-- begin --
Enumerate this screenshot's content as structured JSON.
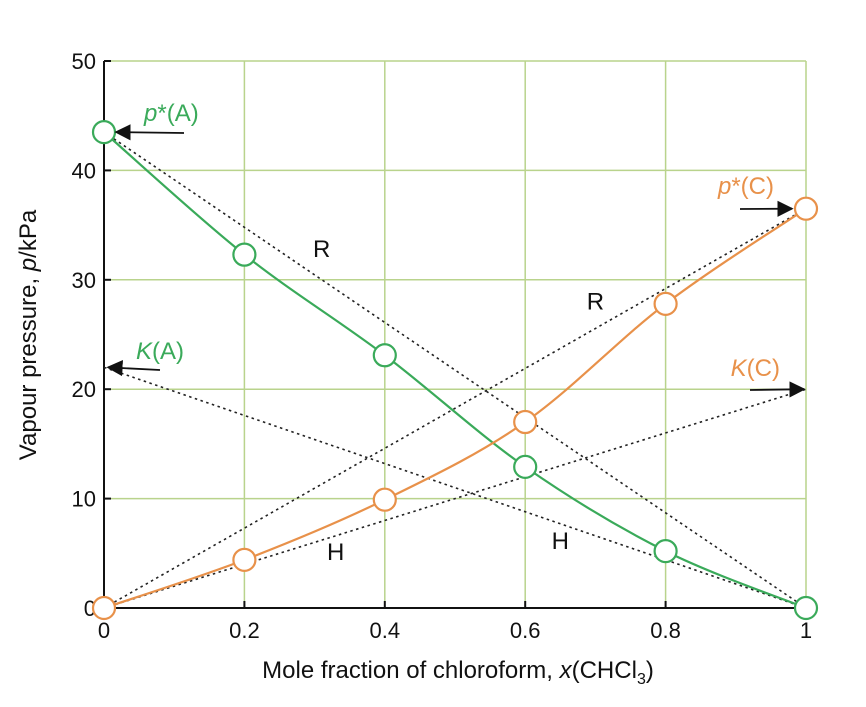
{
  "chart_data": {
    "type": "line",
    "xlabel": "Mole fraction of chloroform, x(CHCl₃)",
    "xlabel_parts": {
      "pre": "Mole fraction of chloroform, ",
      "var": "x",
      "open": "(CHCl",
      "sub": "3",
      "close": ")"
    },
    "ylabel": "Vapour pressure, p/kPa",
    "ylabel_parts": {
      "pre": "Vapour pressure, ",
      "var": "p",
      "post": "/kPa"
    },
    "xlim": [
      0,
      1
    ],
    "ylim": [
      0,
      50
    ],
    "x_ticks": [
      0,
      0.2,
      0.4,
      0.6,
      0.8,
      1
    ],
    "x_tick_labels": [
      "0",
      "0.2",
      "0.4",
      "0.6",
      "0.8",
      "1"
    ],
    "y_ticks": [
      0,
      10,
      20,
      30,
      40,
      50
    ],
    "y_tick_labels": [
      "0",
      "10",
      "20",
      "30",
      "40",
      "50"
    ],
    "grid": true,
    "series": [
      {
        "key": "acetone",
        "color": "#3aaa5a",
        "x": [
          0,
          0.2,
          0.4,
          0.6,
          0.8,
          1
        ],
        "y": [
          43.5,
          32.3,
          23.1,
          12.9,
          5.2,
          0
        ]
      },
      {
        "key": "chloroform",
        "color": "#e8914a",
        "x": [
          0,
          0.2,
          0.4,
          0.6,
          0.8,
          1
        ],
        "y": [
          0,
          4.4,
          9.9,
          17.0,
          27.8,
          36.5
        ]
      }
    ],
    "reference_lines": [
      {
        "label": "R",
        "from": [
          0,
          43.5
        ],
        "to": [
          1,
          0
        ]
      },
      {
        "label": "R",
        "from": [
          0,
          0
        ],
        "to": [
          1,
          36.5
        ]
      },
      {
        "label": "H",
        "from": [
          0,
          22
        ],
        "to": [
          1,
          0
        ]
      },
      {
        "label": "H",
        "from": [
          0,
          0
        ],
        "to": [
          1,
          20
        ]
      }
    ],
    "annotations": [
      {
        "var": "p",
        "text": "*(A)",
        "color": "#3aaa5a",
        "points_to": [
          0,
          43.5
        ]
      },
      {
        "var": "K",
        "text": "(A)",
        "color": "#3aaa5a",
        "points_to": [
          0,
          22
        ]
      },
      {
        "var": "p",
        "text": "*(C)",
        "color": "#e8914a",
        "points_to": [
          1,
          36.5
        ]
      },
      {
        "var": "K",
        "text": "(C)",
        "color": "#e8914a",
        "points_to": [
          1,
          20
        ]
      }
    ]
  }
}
-- end --
Look through the records and gather each line with the word "chloroform".

    "xlabel": "Mole fraction of chloroform, x(CHCl₃)",
      "pre": "Mole fraction of chloroform, ",
        "key": "chloroform",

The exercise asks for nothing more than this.